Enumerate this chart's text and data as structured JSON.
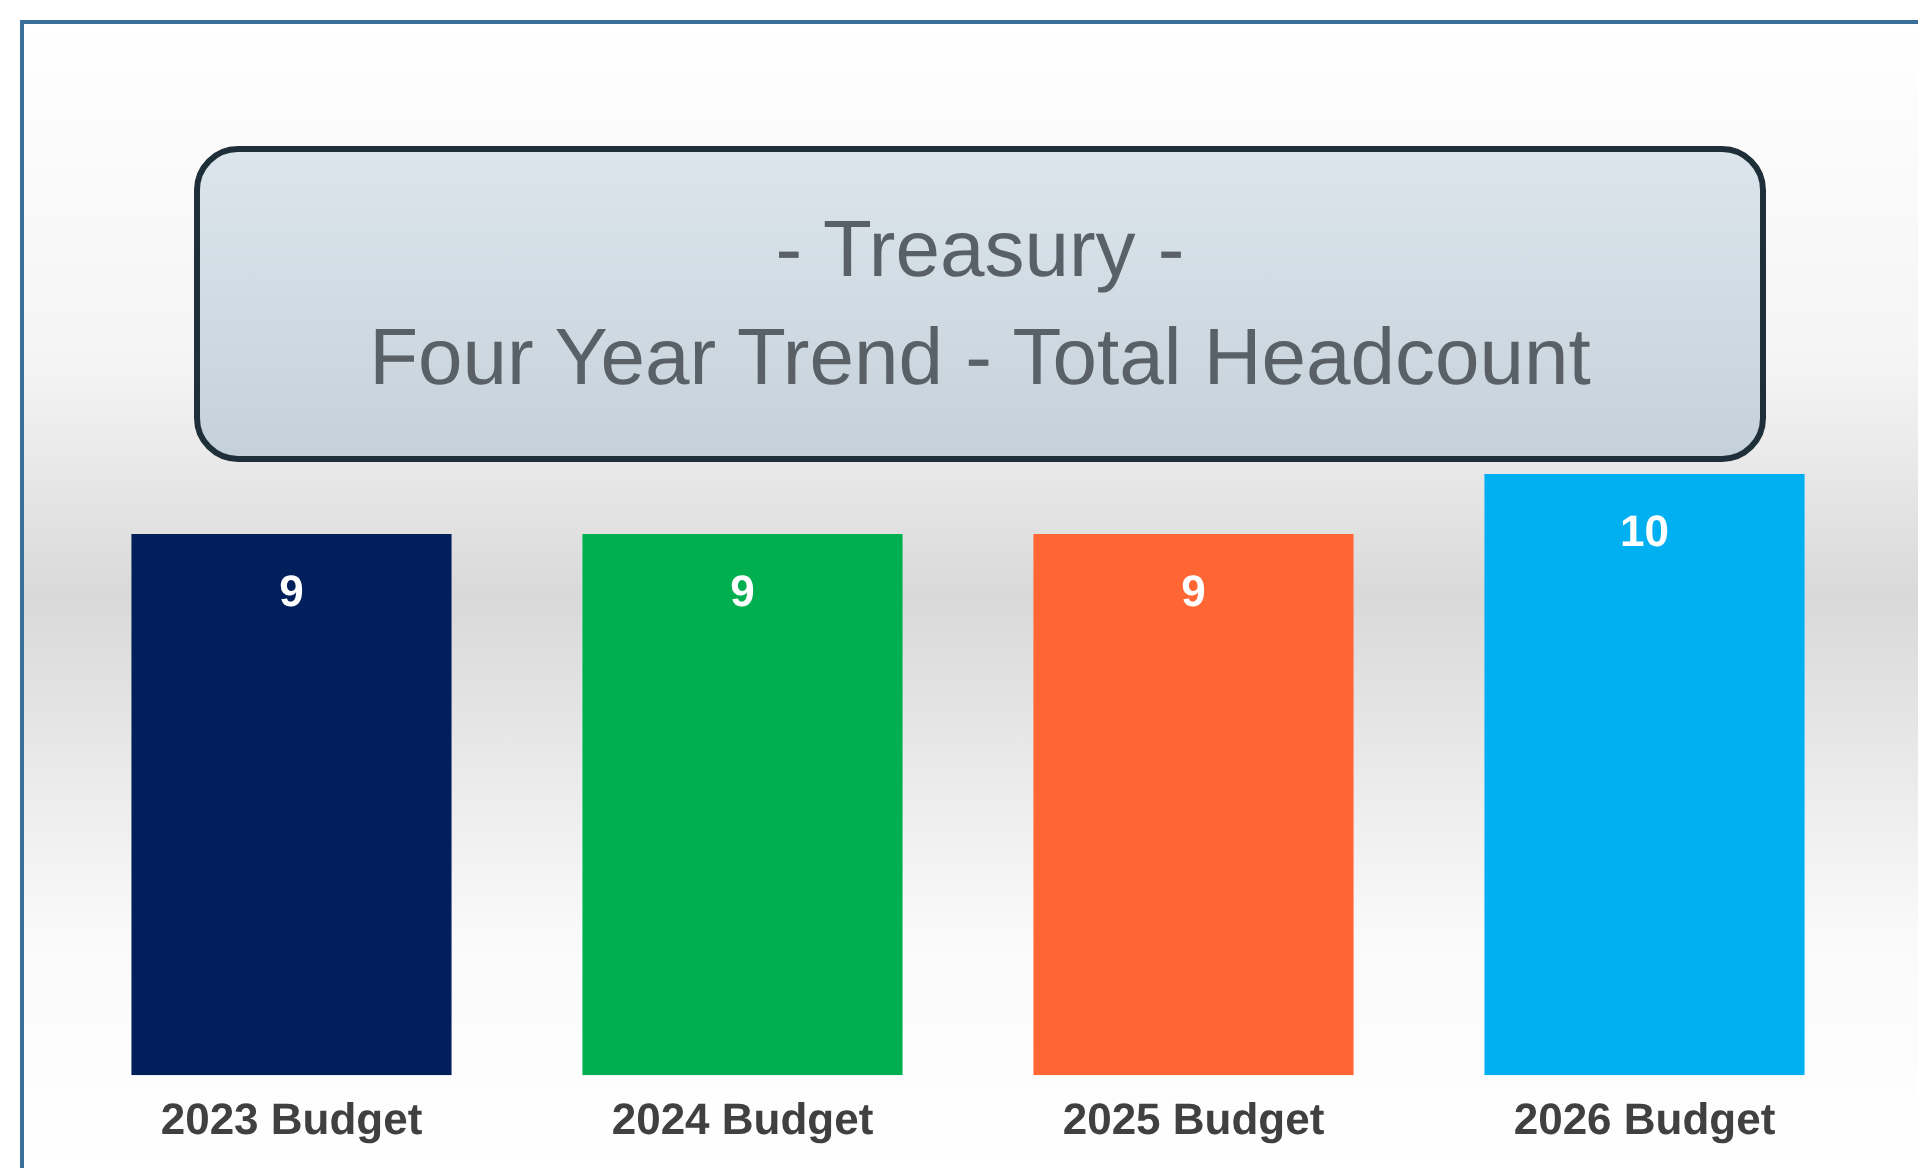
{
  "chart_data": {
    "type": "bar",
    "title": "- Treasury -",
    "subtitle": "Four Year Trend - Total Headcount",
    "categories": [
      "2023 Budget",
      "2024 Budget",
      "2025 Budget",
      "2026 Budget"
    ],
    "values": [
      9,
      9,
      9,
      10
    ],
    "colors": [
      "#001f5b",
      "#00b050",
      "#ff6633",
      "#00b0f0"
    ],
    "data_labels": true,
    "grid": false,
    "legend": false
  }
}
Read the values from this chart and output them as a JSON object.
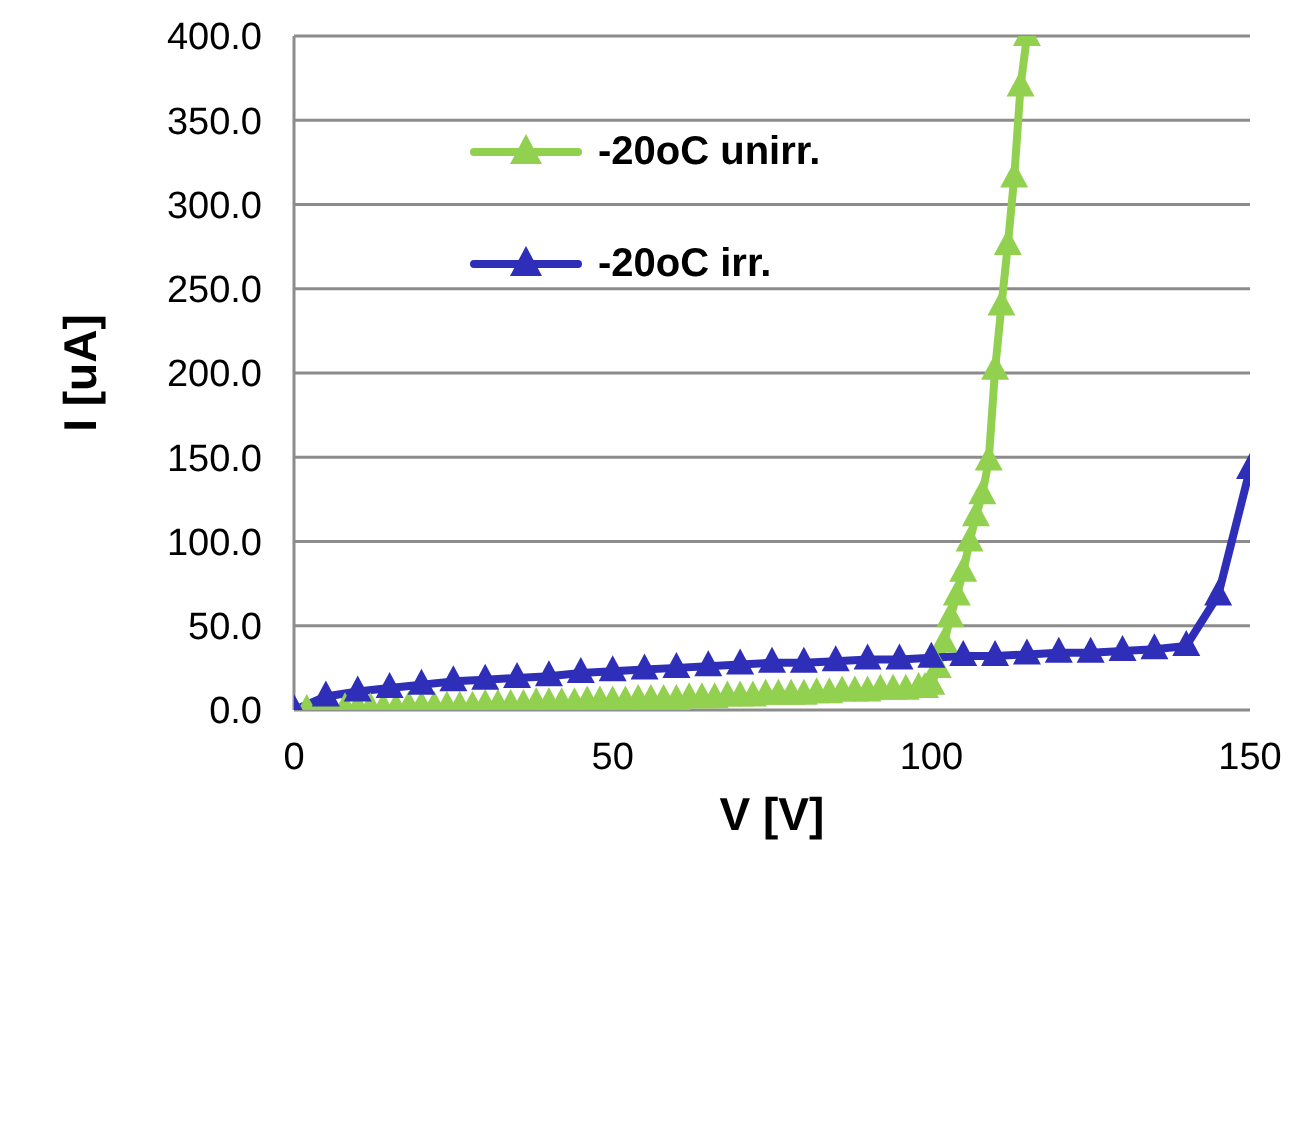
{
  "chart_data": {
    "type": "line",
    "xlabel": "V [V]",
    "ylabel": "I [uA]",
    "xlim": [
      0,
      150
    ],
    "xticks": [
      0,
      50,
      100,
      150
    ],
    "ylim": [
      0,
      400
    ],
    "yticks": [
      {
        "value": 0,
        "label": "0.0"
      },
      {
        "value": 50,
        "label": "50.0"
      },
      {
        "value": 100,
        "label": "100.0"
      },
      {
        "value": 150,
        "label": "150.0"
      },
      {
        "value": 200,
        "label": "200.0"
      },
      {
        "value": 250,
        "label": "250.0"
      },
      {
        "value": 300,
        "label": "300.0"
      },
      {
        "value": 350,
        "label": "350.0"
      },
      {
        "value": 400,
        "label": "400.0"
      }
    ],
    "grid": "y",
    "legend": "top left",
    "marker": "triangle",
    "line_style": "solid",
    "series": [
      {
        "name": "-20oC unirr.",
        "color": "#92d050",
        "x": [
          0,
          2,
          4,
          6,
          8,
          10,
          12,
          14,
          16,
          18,
          20,
          22,
          24,
          26,
          28,
          30,
          32,
          34,
          36,
          38,
          40,
          42,
          44,
          46,
          48,
          50,
          52,
          54,
          56,
          58,
          60,
          62,
          64,
          66,
          68,
          70,
          72,
          74,
          76,
          78,
          80,
          82,
          84,
          86,
          88,
          90,
          92,
          94,
          96,
          98,
          99,
          100,
          101,
          102,
          103,
          104,
          105,
          106,
          107,
          108,
          109,
          110,
          111,
          112,
          113,
          114,
          115
        ],
        "values": [
          0,
          0,
          0,
          0,
          1,
          1,
          1,
          1,
          1,
          2,
          2,
          2,
          2,
          2,
          2,
          3,
          3,
          3,
          3,
          4,
          4,
          4,
          4,
          5,
          5,
          5,
          5,
          6,
          6,
          6,
          6,
          7,
          7,
          7,
          8,
          8,
          8,
          9,
          9,
          9,
          9,
          10,
          10,
          11,
          11,
          11,
          12,
          12,
          12,
          13,
          13,
          15,
          25,
          40,
          55,
          68,
          82,
          100,
          115,
          128,
          148,
          202,
          240,
          276,
          316,
          370,
          400
        ]
      },
      {
        "name": "-20oC irr.",
        "color": "#2e2eb8",
        "x": [
          0,
          5,
          10,
          15,
          20,
          25,
          30,
          35,
          40,
          45,
          50,
          55,
          60,
          65,
          70,
          75,
          80,
          85,
          90,
          95,
          100,
          105,
          110,
          115,
          120,
          125,
          130,
          135,
          140,
          145,
          150
        ],
        "values": [
          0,
          8,
          11,
          13,
          15,
          17,
          18,
          19,
          20,
          22,
          23,
          24,
          25,
          26,
          27,
          28,
          28,
          29,
          30,
          30,
          31,
          32,
          32,
          33,
          34,
          34,
          35,
          36,
          38,
          68,
          143
        ]
      }
    ]
  }
}
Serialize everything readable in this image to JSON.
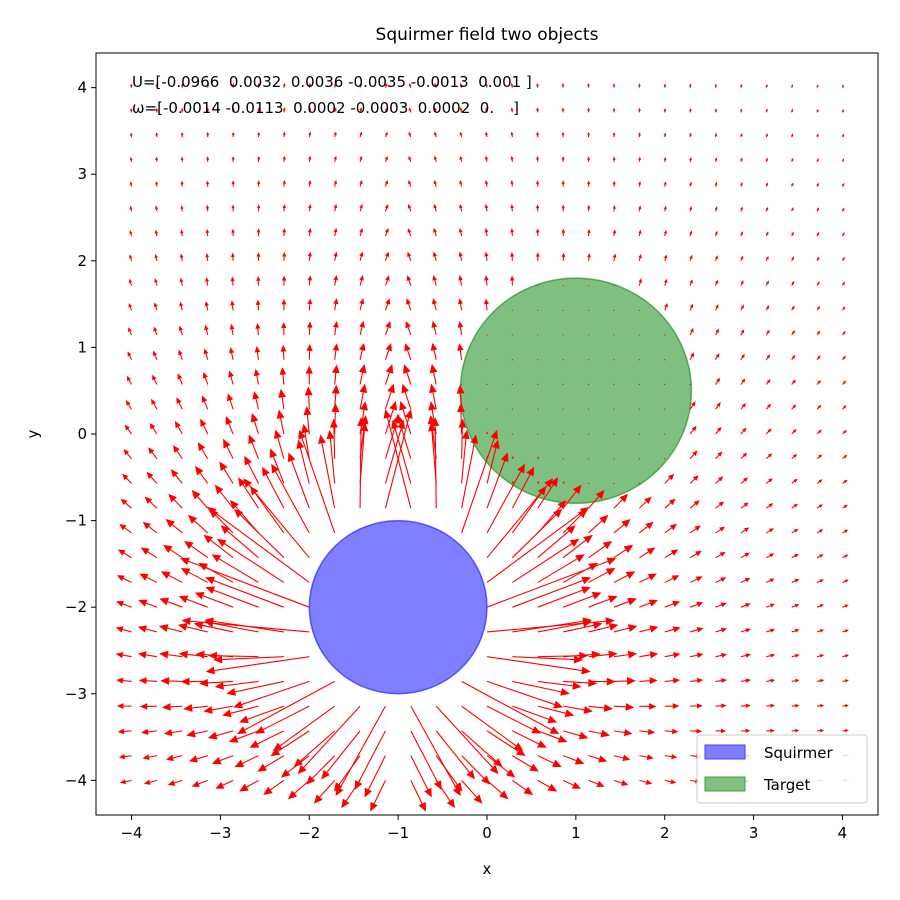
{
  "chart_data": {
    "type": "quiver",
    "title": "Squirmer field two objects",
    "xlabel": "x",
    "ylabel": "y",
    "xlim": [
      -4.4,
      4.4
    ],
    "ylim": [
      -4.4,
      4.4
    ],
    "xticks": [
      -4,
      -3,
      -2,
      -1,
      0,
      1,
      2,
      3,
      4
    ],
    "yticks": [
      -4,
      -3,
      -2,
      -1,
      0,
      1,
      2,
      3,
      4
    ],
    "xtick_labels": [
      "−4",
      "−3",
      "−2",
      "−1",
      "0",
      "1",
      "2",
      "3",
      "4"
    ],
    "ytick_labels": [
      "−4",
      "−3",
      "−2",
      "−1",
      "0",
      "1",
      "2",
      "3",
      "4"
    ],
    "grid": false,
    "annotations": [
      "U=[-0.0966  0.0032  0.0036 -0.0035 -0.0013  0.001 ]",
      "ω=[-0.0014 -0.0113  0.0002 -0.0003  0.0002  0.    ]"
    ],
    "objects": [
      {
        "name": "Squirmer",
        "center": [
          -1,
          -2
        ],
        "radius": 1.0,
        "color": "#0000ff",
        "alpha": 0.5
      },
      {
        "name": "Target",
        "center": [
          1,
          0.5
        ],
        "radius": 1.3,
        "color": "#008000",
        "alpha": 0.5
      }
    ],
    "quiver": {
      "color": "#ff0000",
      "grid_x": [
        -4,
        4
      ],
      "grid_y": [
        -4,
        4
      ],
      "grid_n": 29
    },
    "legend": {
      "placement": "lower-right",
      "entries": [
        "Squirmer",
        "Target"
      ]
    }
  }
}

======

● **PROBLEM**:
Make an exact copy of the whole listing, but don't bring over any pictures.

● **RESULT BELOW**:
Enumerate this chart's text and data as structured JSON.
{
  "chart_data": {
    "type": "bar",
    "title": "- Treasury -",
    "subtitle": "Four Year Trend - Total Headcount",
    "categories": [
      "2023 Budget",
      "2024 Budget",
      "2025 Budget",
      "2026 Budget"
    ],
    "values": [
      9,
      9,
      9,
      10
    ],
    "colors": [
      "#001f5b",
      "#00b050",
      "#ff6633",
      "#00b0f0"
    ],
    "data_labels": true,
    "grid": false,
    "legend": false
  }
}
Read the values from this chart and output them as a JSON object.
{
  "chart_data": {
    "type": "line",
    "xlabel": "V [V]",
    "ylabel": "I [uA]",
    "xlim": [
      0,
      150
    ],
    "xticks": [
      0,
      50,
      100,
      150
    ],
    "ylim": [
      0,
      400
    ],
    "yticks": [
      {
        "value": 0,
        "label": "0.0"
      },
      {
        "value": 50,
        "label": "50.0"
      },
      {
        "value": 100,
        "label": "100.0"
      },
      {
        "value": 150,
        "label": "150.0"
      },
      {
        "value": 200,
        "label": "200.0"
      },
      {
        "value": 250,
        "label": "250.0"
      },
      {
        "value": 300,
        "label": "300.0"
      },
      {
        "value": 350,
        "label": "350.0"
      },
      {
        "value": 400,
        "label": "400.0"
      }
    ],
    "grid": "y",
    "legend": "top left",
    "marker": "triangle",
    "line_style": "solid",
    "series": [
      {
        "name": "-20oC unirr.",
        "color": "#92d050",
        "x": [
          0,
          2,
          4,
          6,
          8,
          10,
          12,
          14,
          16,
          18,
          20,
          22,
          24,
          26,
          28,
          30,
          32,
          34,
          36,
          38,
          40,
          42,
          44,
          46,
          48,
          50,
          52,
          54,
          56,
          58,
          60,
          62,
          64,
          66,
          68,
          70,
          72,
          74,
          76,
          78,
          80,
          82,
          84,
          86,
          88,
          90,
          92,
          94,
          96,
          98,
          99,
          100,
          101,
          102,
          103,
          104,
          105,
          106,
          107,
          108,
          109,
          110,
          111,
          112,
          113,
          114,
          115
        ],
        "values": [
          0,
          0,
          0,
          0,
          1,
          1,
          1,
          1,
          1,
          2,
          2,
          2,
          2,
          2,
          2,
          3,
          3,
          3,
          3,
          4,
          4,
          4,
          4,
          5,
          5,
          5,
          5,
          6,
          6,
          6,
          6,
          7,
          7,
          7,
          8,
          8,
          8,
          9,
          9,
          9,
          9,
          10,
          10,
          11,
          11,
          11,
          12,
          12,
          12,
          13,
          13,
          15,
          25,
          40,
          55,
          68,
          82,
          100,
          115,
          128,
          148,
          202,
          240,
          276,
          316,
          370,
          400
        ]
      },
      {
        "name": "-20oC irr.",
        "color": "#2e2eb8",
        "x": [
          0,
          5,
          10,
          15,
          20,
          25,
          30,
          35,
          40,
          45,
          50,
          55,
          60,
          65,
          70,
          75,
          80,
          85,
          90,
          95,
          100,
          105,
          110,
          115,
          120,
          125,
          130,
          135,
          140,
          145,
          150
        ],
        "values": [
          0,
          8,
          11,
          13,
          15,
          17,
          18,
          19,
          20,
          22,
          23,
          24,
          25,
          26,
          27,
          28,
          28,
          29,
          30,
          30,
          31,
          32,
          32,
          33,
          34,
          34,
          35,
          36,
          38,
          68,
          143
        ]
      }
    ]
  }
}
Serialize everything readable in this image to JSON.
{
  "chart_data": {
    "type": "quiver",
    "title": "Squirmer field two objects",
    "xlabel": "x",
    "ylabel": "y",
    "xlim": [
      -4.4,
      4.4
    ],
    "ylim": [
      -4.4,
      4.4
    ],
    "xticks": [
      -4,
      -3,
      -2,
      -1,
      0,
      1,
      2,
      3,
      4
    ],
    "yticks": [
      -4,
      -3,
      -2,
      -1,
      0,
      1,
      2,
      3,
      4
    ],
    "xtick_labels": [
      "−4",
      "−3",
      "−2",
      "−1",
      "0",
      "1",
      "2",
      "3",
      "4"
    ],
    "ytick_labels": [
      "−4",
      "−3",
      "−2",
      "−1",
      "0",
      "1",
      "2",
      "3",
      "4"
    ],
    "grid": false,
    "annotations": [
      "U=[-0.0966  0.0032  0.0036 -0.0035 -0.0013  0.001 ]",
      "ω=[-0.0014 -0.0113  0.0002 -0.0003  0.0002  0.    ]"
    ],
    "objects": [
      {
        "name": "Squirmer",
        "center": [
          -1,
          -2
        ],
        "radius": 1.0,
        "color": "#0000ff",
        "alpha": 0.5
      },
      {
        "name": "Target",
        "center": [
          1,
          0.5
        ],
        "radius": 1.3,
        "color": "#008000",
        "alpha": 0.5
      }
    ],
    "quiver": {
      "color": "#ff0000",
      "grid_x": [
        -4,
        4
      ],
      "grid_y": [
        -4,
        4
      ],
      "grid_n": 29
    },
    "legend": {
      "placement": "lower-right",
      "entries": [
        "Squirmer",
        "Target"
      ]
    }
  }
}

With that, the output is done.